====== PROVIDED MATERIAL ======

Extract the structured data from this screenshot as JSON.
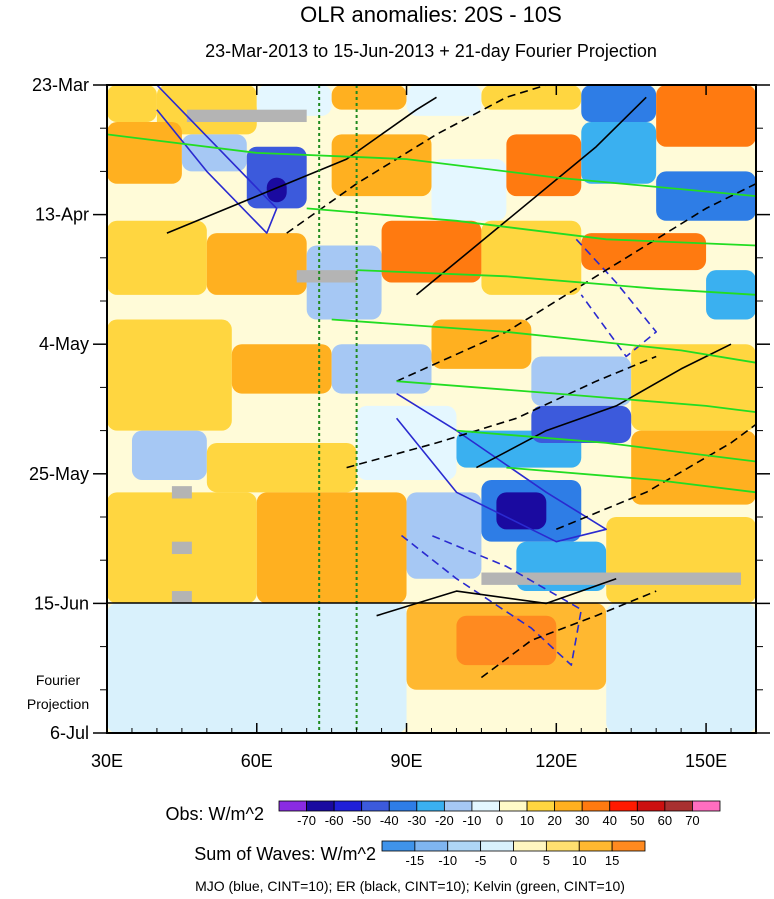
{
  "chart_data": {
    "type": "heatmap",
    "title": "OLR anomalies: 20S - 10S",
    "subtitle": "23-Mar-2013 to 15-Jun-2013 + 21-day Fourier Projection",
    "x_axis": {
      "range": [
        30,
        160
      ],
      "ticks": [
        30,
        60,
        90,
        120,
        150
      ],
      "tick_labels": [
        "30E",
        "60E",
        "90E",
        "120E",
        "150E"
      ]
    },
    "y_axis": {
      "range_days": [
        0,
        105
      ],
      "ticks_days": [
        0,
        21,
        42,
        63,
        84,
        105
      ],
      "tick_labels": [
        "23-Mar",
        "13-Apr",
        "4-May",
        "25-May",
        "15-Jun",
        "6-Jul"
      ],
      "minor_every_days": 7
    },
    "projection_start_day": 84,
    "projection_label_line1": "Fourier",
    "projection_label_line2": "Projection",
    "reference_longitudes": [
      72.5,
      80
    ],
    "obs_colorbar": {
      "label": "Obs: W/m^2",
      "levels": [
        "-70",
        "-60",
        "-50",
        "-40",
        "-30",
        "-20",
        "-10",
        "0",
        "10",
        "20",
        "30",
        "40",
        "50",
        "60",
        "70"
      ],
      "colors": [
        "#8a2be2",
        "#1a0aa0",
        "#2020d8",
        "#3c5adc",
        "#2e7de6",
        "#3ab0f0",
        "#a6c8f4",
        "#e4f7ff",
        "#fffbc8",
        "#ffd640",
        "#ffb020",
        "#ff7a10",
        "#ff1a00",
        "#cc1010",
        "#a83030",
        "#ff6ec0"
      ]
    },
    "waves_colorbar": {
      "label": "Sum of Waves: W/m^2",
      "levels": [
        "-15",
        "-10",
        "-5",
        "0",
        "5",
        "10",
        "15"
      ],
      "colors": [
        "#3f93ea",
        "#7fb5f0",
        "#aed6f6",
        "#d9f1fc",
        "#fff6c0",
        "#ffe070",
        "#ffb830",
        "#ff8a20"
      ]
    },
    "legend_text": "MJO (blue, CINT=10); ER (black, CINT=10); Kelvin (green, CINT=10)",
    "contour_colors": {
      "MJO": "#2a2ad0",
      "ER": "#000000",
      "Kelvin": "#22dd22"
    },
    "cells": [
      {
        "lon": [
          30,
          40
        ],
        "day": [
          0,
          6
        ],
        "v": 10
      },
      {
        "lon": [
          40,
          60
        ],
        "day": [
          0,
          8
        ],
        "v": 10
      },
      {
        "lon": [
          60,
          75
        ],
        "day": [
          0,
          5
        ],
        "v": -10
      },
      {
        "lon": [
          75,
          90
        ],
        "day": [
          0,
          4
        ],
        "v": 20
      },
      {
        "lon": [
          90,
          105
        ],
        "day": [
          0,
          5
        ],
        "v": -10
      },
      {
        "lon": [
          105,
          125
        ],
        "day": [
          0,
          4
        ],
        "v": 10
      },
      {
        "lon": [
          125,
          140
        ],
        "day": [
          0,
          6
        ],
        "v": -40
      },
      {
        "lon": [
          140,
          160
        ],
        "day": [
          0,
          10
        ],
        "v": 30
      },
      {
        "lon": [
          30,
          45
        ],
        "day": [
          6,
          16
        ],
        "v": 20
      },
      {
        "lon": [
          45,
          58
        ],
        "day": [
          8,
          14
        ],
        "v": -20
      },
      {
        "lon": [
          58,
          70
        ],
        "day": [
          10,
          20
        ],
        "v": -50
      },
      {
        "lon": [
          62,
          66
        ],
        "day": [
          15,
          19
        ],
        "v": -70
      },
      {
        "lon": [
          75,
          95
        ],
        "day": [
          8,
          18
        ],
        "v": 20
      },
      {
        "lon": [
          95,
          110
        ],
        "day": [
          12,
          22
        ],
        "v": -10
      },
      {
        "lon": [
          110,
          125
        ],
        "day": [
          8,
          18
        ],
        "v": 30
      },
      {
        "lon": [
          125,
          140
        ],
        "day": [
          6,
          16
        ],
        "v": -30
      },
      {
        "lon": [
          140,
          160
        ],
        "day": [
          14,
          22
        ],
        "v": -40
      },
      {
        "lon": [
          30,
          50
        ],
        "day": [
          22,
          34
        ],
        "v": 10
      },
      {
        "lon": [
          50,
          70
        ],
        "day": [
          24,
          34
        ],
        "v": 20
      },
      {
        "lon": [
          70,
          85
        ],
        "day": [
          26,
          38
        ],
        "v": -20
      },
      {
        "lon": [
          85,
          105
        ],
        "day": [
          22,
          32
        ],
        "v": 30
      },
      {
        "lon": [
          105,
          125
        ],
        "day": [
          22,
          34
        ],
        "v": 10
      },
      {
        "lon": [
          125,
          150
        ],
        "day": [
          24,
          30
        ],
        "v": 30
      },
      {
        "lon": [
          150,
          160
        ],
        "day": [
          30,
          38
        ],
        "v": -30
      },
      {
        "lon": [
          30,
          55
        ],
        "day": [
          38,
          56
        ],
        "v": 10
      },
      {
        "lon": [
          55,
          75
        ],
        "day": [
          42,
          50
        ],
        "v": 20
      },
      {
        "lon": [
          75,
          95
        ],
        "day": [
          42,
          50
        ],
        "v": -20
      },
      {
        "lon": [
          95,
          115
        ],
        "day": [
          38,
          46
        ],
        "v": 20
      },
      {
        "lon": [
          115,
          135
        ],
        "day": [
          44,
          52
        ],
        "v": -20
      },
      {
        "lon": [
          135,
          160
        ],
        "day": [
          42,
          56
        ],
        "v": 10
      },
      {
        "lon": [
          35,
          50
        ],
        "day": [
          56,
          64
        ],
        "v": -20
      },
      {
        "lon": [
          50,
          80
        ],
        "day": [
          58,
          66
        ],
        "v": 10
      },
      {
        "lon": [
          80,
          100
        ],
        "day": [
          52,
          64
        ],
        "v": -10
      },
      {
        "lon": [
          100,
          125
        ],
        "day": [
          56,
          62
        ],
        "v": -30
      },
      {
        "lon": [
          115,
          135
        ],
        "day": [
          52,
          58
        ],
        "v": -50
      },
      {
        "lon": [
          135,
          160
        ],
        "day": [
          56,
          68
        ],
        "v": 20
      },
      {
        "lon": [
          30,
          60
        ],
        "day": [
          66,
          84
        ],
        "v": 10
      },
      {
        "lon": [
          60,
          90
        ],
        "day": [
          66,
          84
        ],
        "v": 20
      },
      {
        "lon": [
          90,
          105
        ],
        "day": [
          66,
          80
        ],
        "v": -20
      },
      {
        "lon": [
          105,
          125
        ],
        "day": [
          64,
          74
        ],
        "v": -40
      },
      {
        "lon": [
          108,
          118
        ],
        "day": [
          66,
          72
        ],
        "v": -70
      },
      {
        "lon": [
          112,
          130
        ],
        "day": [
          74,
          82
        ],
        "v": -30
      },
      {
        "lon": [
          130,
          160
        ],
        "day": [
          70,
          84
        ],
        "v": 10
      },
      {
        "lon": [
          30,
          90
        ],
        "day": [
          84,
          105
        ],
        "v": -5
      },
      {
        "lon": [
          90,
          130
        ],
        "day": [
          84,
          98
        ],
        "v": 10
      },
      {
        "lon": [
          100,
          120
        ],
        "day": [
          86,
          94
        ],
        "v": 15
      },
      {
        "lon": [
          130,
          160
        ],
        "day": [
          84,
          105
        ],
        "v": -5
      }
    ],
    "missing_segments": [
      {
        "lon": [
          46,
          70
        ],
        "day": [
          4,
          6
        ]
      },
      {
        "lon": [
          68,
          80
        ],
        "day": [
          30,
          32
        ]
      },
      {
        "lon": [
          43,
          47
        ],
        "day": [
          65,
          67
        ]
      },
      {
        "lon": [
          43,
          47
        ],
        "day": [
          74,
          76
        ]
      },
      {
        "lon": [
          43,
          47
        ],
        "day": [
          82,
          84
        ]
      },
      {
        "lon": [
          105,
          157
        ],
        "day": [
          79,
          81
        ]
      }
    ],
    "contours": [
      {
        "wave": "MJO",
        "style": "solid",
        "path": [
          [
            40,
            0
          ],
          [
            52,
            10
          ],
          [
            64,
            20
          ],
          [
            62,
            24
          ],
          [
            50,
            14
          ],
          [
            40,
            4
          ]
        ]
      },
      {
        "wave": "MJO",
        "style": "solid",
        "path": [
          [
            88,
            50
          ],
          [
            100,
            56
          ],
          [
            118,
            66
          ],
          [
            130,
            72
          ],
          [
            120,
            74
          ],
          [
            100,
            66
          ],
          [
            88,
            54
          ]
        ]
      },
      {
        "wave": "MJO",
        "style": "dashed",
        "path": [
          [
            89,
            73
          ],
          [
            100,
            80
          ],
          [
            115,
            88
          ],
          [
            123,
            94
          ],
          [
            125,
            85
          ],
          [
            110,
            78
          ],
          [
            95,
            73
          ]
        ]
      },
      {
        "wave": "MJO",
        "style": "dashed",
        "path": [
          [
            124,
            25
          ],
          [
            132,
            32
          ],
          [
            140,
            40
          ],
          [
            134,
            44
          ],
          [
            125,
            34
          ]
        ]
      },
      {
        "wave": "ER",
        "style": "solid",
        "path": [
          [
            42,
            24
          ],
          [
            60,
            18
          ],
          [
            78,
            12
          ],
          [
            92,
            4
          ],
          [
            96,
            2
          ]
        ]
      },
      {
        "wave": "ER",
        "style": "dashed",
        "path": [
          [
            66,
            24
          ],
          [
            80,
            16
          ],
          [
            96,
            8
          ],
          [
            110,
            2
          ],
          [
            118,
            0
          ]
        ]
      },
      {
        "wave": "ER",
        "style": "solid",
        "path": [
          [
            92,
            34
          ],
          [
            110,
            22
          ],
          [
            128,
            10
          ],
          [
            138,
            2
          ]
        ]
      },
      {
        "wave": "ER",
        "style": "dashed",
        "path": [
          [
            88,
            48
          ],
          [
            110,
            40
          ],
          [
            130,
            30
          ],
          [
            150,
            20
          ],
          [
            160,
            16
          ]
        ]
      },
      {
        "wave": "ER",
        "style": "solid",
        "path": [
          [
            104,
            62
          ],
          [
            118,
            56
          ],
          [
            132,
            52
          ],
          [
            145,
            46
          ],
          [
            155,
            42
          ]
        ]
      },
      {
        "wave": "ER",
        "style": "dashed",
        "path": [
          [
            78,
            62
          ],
          [
            96,
            58
          ],
          [
            112,
            54
          ],
          [
            128,
            48
          ],
          [
            140,
            44
          ]
        ]
      },
      {
        "wave": "ER",
        "style": "dashed",
        "path": [
          [
            120,
            72
          ],
          [
            138,
            66
          ],
          [
            155,
            58
          ],
          [
            160,
            55
          ]
        ]
      },
      {
        "wave": "ER",
        "style": "solid",
        "path": [
          [
            84,
            86
          ],
          [
            100,
            82
          ],
          [
            118,
            84
          ],
          [
            132,
            80
          ]
        ]
      },
      {
        "wave": "ER",
        "style": "dashed",
        "path": [
          [
            105,
            96
          ],
          [
            115,
            90
          ],
          [
            128,
            86
          ],
          [
            140,
            82
          ]
        ]
      },
      {
        "wave": "Kelvin",
        "style": "solid",
        "path": [
          [
            30,
            8
          ],
          [
            60,
            11
          ],
          [
            90,
            12
          ],
          [
            120,
            15
          ],
          [
            160,
            18
          ]
        ]
      },
      {
        "wave": "Kelvin",
        "style": "solid",
        "path": [
          [
            70,
            20
          ],
          [
            100,
            22
          ],
          [
            130,
            25
          ],
          [
            160,
            26
          ]
        ]
      },
      {
        "wave": "Kelvin",
        "style": "solid",
        "path": [
          [
            80,
            30
          ],
          [
            110,
            31
          ],
          [
            140,
            33
          ],
          [
            160,
            34
          ]
        ]
      },
      {
        "wave": "Kelvin",
        "style": "solid",
        "path": [
          [
            75,
            38
          ],
          [
            110,
            40
          ],
          [
            145,
            43
          ],
          [
            160,
            45
          ]
        ]
      },
      {
        "wave": "Kelvin",
        "style": "solid",
        "path": [
          [
            88,
            48
          ],
          [
            120,
            50
          ],
          [
            150,
            52
          ],
          [
            160,
            53
          ]
        ]
      },
      {
        "wave": "Kelvin",
        "style": "solid",
        "path": [
          [
            100,
            56
          ],
          [
            130,
            58
          ],
          [
            160,
            61
          ]
        ]
      },
      {
        "wave": "Kelvin",
        "style": "solid",
        "path": [
          [
            110,
            62
          ],
          [
            140,
            64
          ],
          [
            160,
            66
          ]
        ]
      }
    ]
  }
}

======

• [GIVEN PROBLEM]
Give the number of lines above that hold the word "Fourier", and nothing more.

• [FULL SOLUTION]
2